++++ Records for the task ++++

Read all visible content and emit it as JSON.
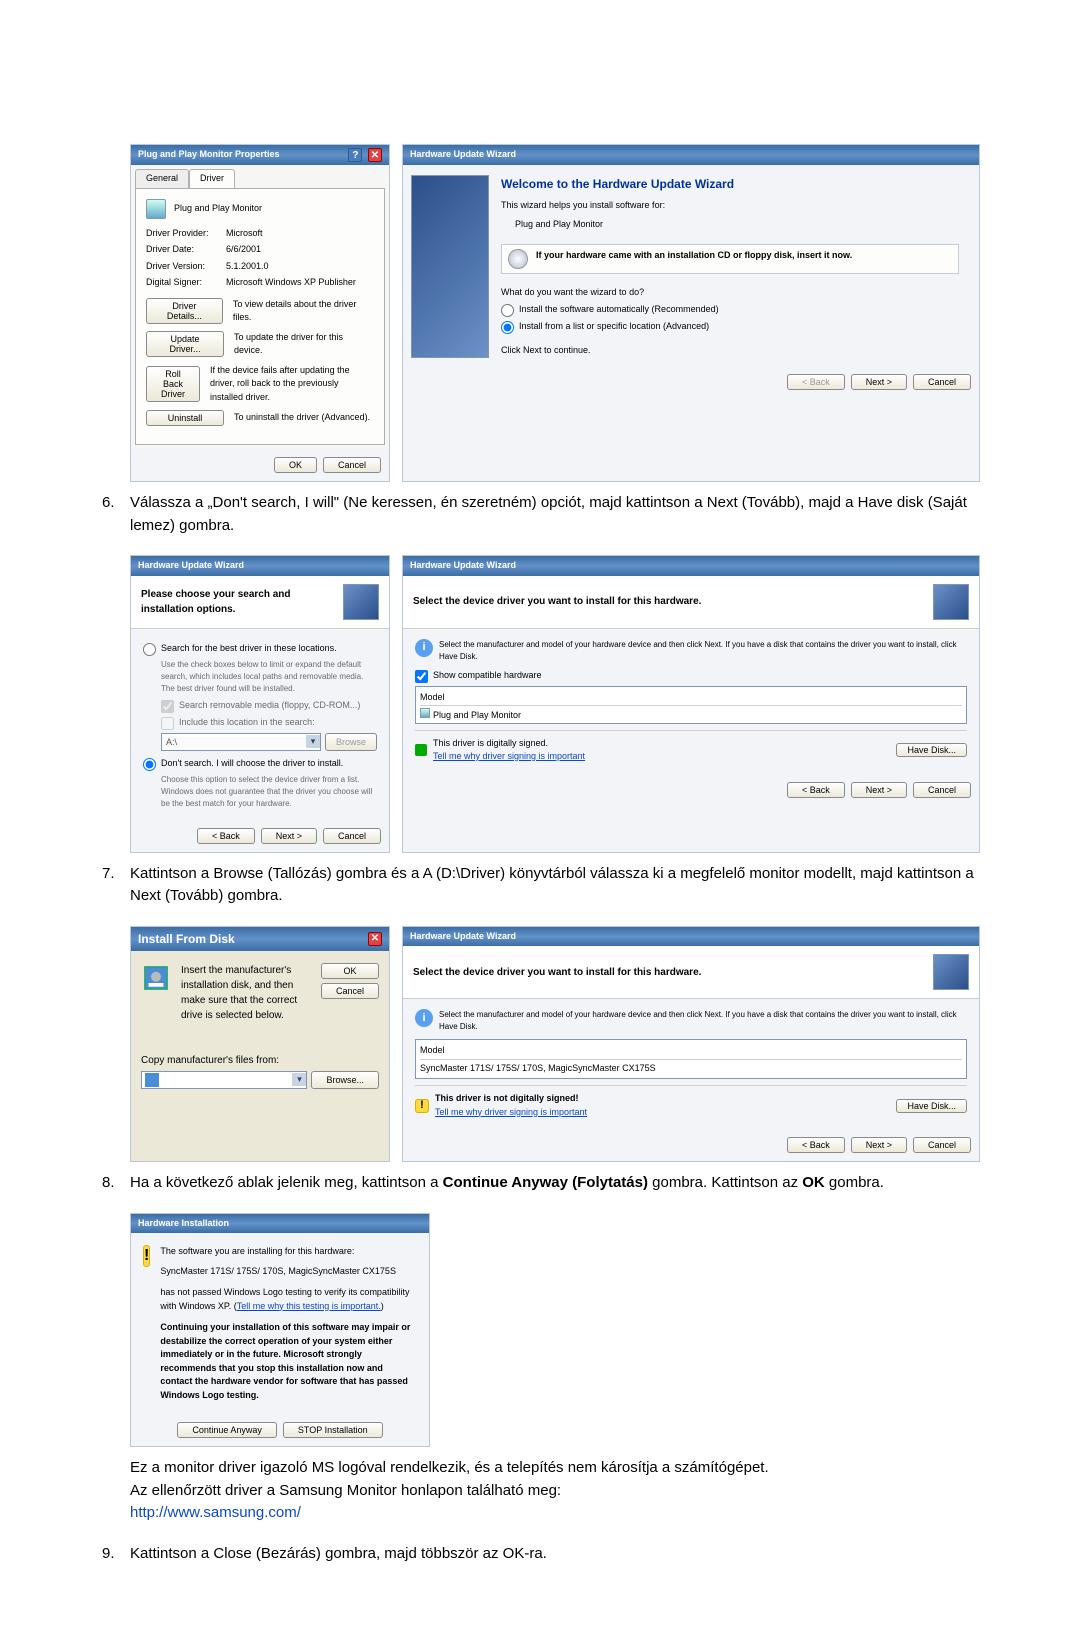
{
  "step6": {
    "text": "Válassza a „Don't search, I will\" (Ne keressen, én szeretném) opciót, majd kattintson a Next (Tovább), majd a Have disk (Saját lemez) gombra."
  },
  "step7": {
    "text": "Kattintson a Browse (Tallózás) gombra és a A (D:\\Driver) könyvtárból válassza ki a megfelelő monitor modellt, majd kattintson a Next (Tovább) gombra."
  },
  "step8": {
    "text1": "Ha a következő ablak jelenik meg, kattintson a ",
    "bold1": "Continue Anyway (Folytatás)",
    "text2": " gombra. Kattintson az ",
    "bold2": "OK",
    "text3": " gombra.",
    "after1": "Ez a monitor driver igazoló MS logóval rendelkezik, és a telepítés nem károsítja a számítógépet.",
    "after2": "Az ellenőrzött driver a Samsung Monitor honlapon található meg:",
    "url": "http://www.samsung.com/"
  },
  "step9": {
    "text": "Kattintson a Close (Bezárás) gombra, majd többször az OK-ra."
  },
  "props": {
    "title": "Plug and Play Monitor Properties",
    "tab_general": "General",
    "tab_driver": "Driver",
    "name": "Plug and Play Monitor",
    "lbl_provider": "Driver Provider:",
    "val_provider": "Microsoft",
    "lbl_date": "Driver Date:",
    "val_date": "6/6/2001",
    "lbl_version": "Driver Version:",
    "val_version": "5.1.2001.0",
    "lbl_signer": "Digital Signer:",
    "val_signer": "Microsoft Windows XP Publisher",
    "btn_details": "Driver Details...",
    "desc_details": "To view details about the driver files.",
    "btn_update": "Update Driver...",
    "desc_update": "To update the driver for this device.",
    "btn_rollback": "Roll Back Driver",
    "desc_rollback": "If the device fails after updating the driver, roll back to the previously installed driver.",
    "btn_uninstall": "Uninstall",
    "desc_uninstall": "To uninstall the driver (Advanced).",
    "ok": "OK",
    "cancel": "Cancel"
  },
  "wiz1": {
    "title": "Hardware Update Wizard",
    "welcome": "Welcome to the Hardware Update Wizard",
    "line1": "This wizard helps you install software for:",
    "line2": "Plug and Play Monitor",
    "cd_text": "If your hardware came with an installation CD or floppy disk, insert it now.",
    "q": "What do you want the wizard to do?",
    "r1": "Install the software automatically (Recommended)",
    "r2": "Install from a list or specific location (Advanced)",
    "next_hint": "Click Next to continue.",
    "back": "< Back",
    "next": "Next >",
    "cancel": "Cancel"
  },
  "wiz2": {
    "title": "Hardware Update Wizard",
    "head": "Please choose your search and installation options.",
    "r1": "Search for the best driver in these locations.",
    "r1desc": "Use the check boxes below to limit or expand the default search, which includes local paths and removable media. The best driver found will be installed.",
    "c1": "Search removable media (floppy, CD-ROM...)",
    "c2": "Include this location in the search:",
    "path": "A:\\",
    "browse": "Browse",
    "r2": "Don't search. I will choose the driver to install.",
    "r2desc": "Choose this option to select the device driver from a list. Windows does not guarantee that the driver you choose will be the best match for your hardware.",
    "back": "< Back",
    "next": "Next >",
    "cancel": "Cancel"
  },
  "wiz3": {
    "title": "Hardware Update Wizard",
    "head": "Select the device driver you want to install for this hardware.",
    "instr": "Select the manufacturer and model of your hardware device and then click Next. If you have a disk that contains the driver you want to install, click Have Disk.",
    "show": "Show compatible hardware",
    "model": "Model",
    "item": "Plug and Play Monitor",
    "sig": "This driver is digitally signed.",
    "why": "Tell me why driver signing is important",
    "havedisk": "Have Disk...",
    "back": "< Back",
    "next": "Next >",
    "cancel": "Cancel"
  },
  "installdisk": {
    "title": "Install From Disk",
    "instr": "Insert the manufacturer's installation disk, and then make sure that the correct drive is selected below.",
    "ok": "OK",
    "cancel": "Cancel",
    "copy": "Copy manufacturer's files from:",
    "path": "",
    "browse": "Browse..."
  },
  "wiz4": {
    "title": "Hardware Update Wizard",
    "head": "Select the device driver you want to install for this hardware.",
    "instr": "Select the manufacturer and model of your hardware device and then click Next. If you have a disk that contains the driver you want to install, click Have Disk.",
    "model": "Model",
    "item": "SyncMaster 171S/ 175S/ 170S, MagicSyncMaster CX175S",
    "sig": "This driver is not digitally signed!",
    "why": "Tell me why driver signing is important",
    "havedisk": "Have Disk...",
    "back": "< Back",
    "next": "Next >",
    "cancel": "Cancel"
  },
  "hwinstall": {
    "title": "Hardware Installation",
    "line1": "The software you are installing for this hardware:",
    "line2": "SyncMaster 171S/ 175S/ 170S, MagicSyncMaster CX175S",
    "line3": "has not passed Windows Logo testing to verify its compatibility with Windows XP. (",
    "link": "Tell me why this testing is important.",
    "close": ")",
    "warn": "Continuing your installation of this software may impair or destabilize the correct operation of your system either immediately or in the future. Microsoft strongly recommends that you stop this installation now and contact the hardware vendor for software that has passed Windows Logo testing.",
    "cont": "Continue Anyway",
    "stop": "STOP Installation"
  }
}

++++

§ Your goal: Retype the listing exactly. Pictures do not belong in the copy.

§ Output for this task:
Read all visible content and emit it as JSON.
{
  "step6": {
    "text": "Válassza a „Don't search, I will\" (Ne keressen, én szeretném) opciót, majd kattintson a Next (Tovább), majd a Have disk (Saját lemez) gombra."
  },
  "step7": {
    "text": "Kattintson a Browse (Tallózás) gombra és a A (D:\\Driver) könyvtárból válassza ki a megfelelő monitor modellt, majd kattintson a Next (Tovább) gombra."
  },
  "step8": {
    "text1": "Ha a következő ablak jelenik meg, kattintson a ",
    "bold1": "Continue Anyway (Folytatás)",
    "text2": " gombra. Kattintson az ",
    "bold2": "OK",
    "text3": " gombra.",
    "after1": "Ez a monitor driver igazoló MS logóval rendelkezik, és a telepítés nem károsítja a számítógépet.",
    "after2": "Az ellenőrzött driver a Samsung Monitor honlapon található meg:",
    "url": "http://www.samsung.com/"
  },
  "step9": {
    "text": "Kattintson a Close (Bezárás) gombra, majd többször az OK-ra."
  },
  "props": {
    "title": "Plug and Play Monitor Properties",
    "tab_general": "General",
    "tab_driver": "Driver",
    "name": "Plug and Play Monitor",
    "lbl_provider": "Driver Provider:",
    "val_provider": "Microsoft",
    "lbl_date": "Driver Date:",
    "val_date": "6/6/2001",
    "lbl_version": "Driver Version:",
    "val_version": "5.1.2001.0",
    "lbl_signer": "Digital Signer:",
    "val_signer": "Microsoft Windows XP Publisher",
    "btn_details": "Driver Details...",
    "desc_details": "To view details about the driver files.",
    "btn_update": "Update Driver...",
    "desc_update": "To update the driver for this device.",
    "btn_rollback": "Roll Back Driver",
    "desc_rollback": "If the device fails after updating the driver, roll back to the previously installed driver.",
    "btn_uninstall": "Uninstall",
    "desc_uninstall": "To uninstall the driver (Advanced).",
    "ok": "OK",
    "cancel": "Cancel"
  },
  "wiz1": {
    "title": "Hardware Update Wizard",
    "welcome": "Welcome to the Hardware Update Wizard",
    "line1": "This wizard helps you install software for:",
    "line2": "Plug and Play Monitor",
    "cd_text": "If your hardware came with an installation CD or floppy disk, insert it now.",
    "q": "What do you want the wizard to do?",
    "r1": "Install the software automatically (Recommended)",
    "r2": "Install from a list or specific location (Advanced)",
    "next_hint": "Click Next to continue.",
    "back": "< Back",
    "next": "Next >",
    "cancel": "Cancel"
  },
  "wiz2": {
    "title": "Hardware Update Wizard",
    "head": "Please choose your search and installation options.",
    "r1": "Search for the best driver in these locations.",
    "r1desc": "Use the check boxes below to limit or expand the default search, which includes local paths and removable media. The best driver found will be installed.",
    "c1": "Search removable media (floppy, CD-ROM...)",
    "c2": "Include this location in the search:",
    "path": "A:\\",
    "browse": "Browse",
    "r2": "Don't search. I will choose the driver to install.",
    "r2desc": "Choose this option to select the device driver from a list. Windows does not guarantee that the driver you choose will be the best match for your hardware.",
    "back": "< Back",
    "next": "Next >",
    "cancel": "Cancel"
  },
  "wiz3": {
    "title": "Hardware Update Wizard",
    "head": "Select the device driver you want to install for this hardware.",
    "instr": "Select the manufacturer and model of your hardware device and then click Next. If you have a disk that contains the driver you want to install, click Have Disk.",
    "show": "Show compatible hardware",
    "model": "Model",
    "item": "Plug and Play Monitor",
    "sig": "This driver is digitally signed.",
    "why": "Tell me why driver signing is important",
    "havedisk": "Have Disk...",
    "back": "< Back",
    "next": "Next >",
    "cancel": "Cancel"
  },
  "installdisk": {
    "title": "Install From Disk",
    "instr": "Insert the manufacturer's installation disk, and then make sure that the correct drive is selected below.",
    "ok": "OK",
    "cancel": "Cancel",
    "copy": "Copy manufacturer's files from:",
    "path": "",
    "browse": "Browse..."
  },
  "wiz4": {
    "title": "Hardware Update Wizard",
    "head": "Select the device driver you want to install for this hardware.",
    "instr": "Select the manufacturer and model of your hardware device and then click Next. If you have a disk that contains the driver you want to install, click Have Disk.",
    "model": "Model",
    "item": "SyncMaster 171S/ 175S/ 170S, MagicSyncMaster CX175S",
    "sig": "This driver is not digitally signed!",
    "why": "Tell me why driver signing is important",
    "havedisk": "Have Disk...",
    "back": "< Back",
    "next": "Next >",
    "cancel": "Cancel"
  },
  "hwinstall": {
    "title": "Hardware Installation",
    "line1": "The software you are installing for this hardware:",
    "line2": "SyncMaster 171S/ 175S/ 170S, MagicSyncMaster CX175S",
    "line3": "has not passed Windows Logo testing to verify its compatibility with Windows XP. (",
    "link": "Tell me why this testing is important.",
    "close": ")",
    "warn": "Continuing your installation of this software may impair or destabilize the correct operation of your system either immediately or in the future. Microsoft strongly recommends that you stop this installation now and contact the hardware vendor for software that has passed Windows Logo testing.",
    "cont": "Continue Anyway",
    "stop": "STOP Installation"
  }
}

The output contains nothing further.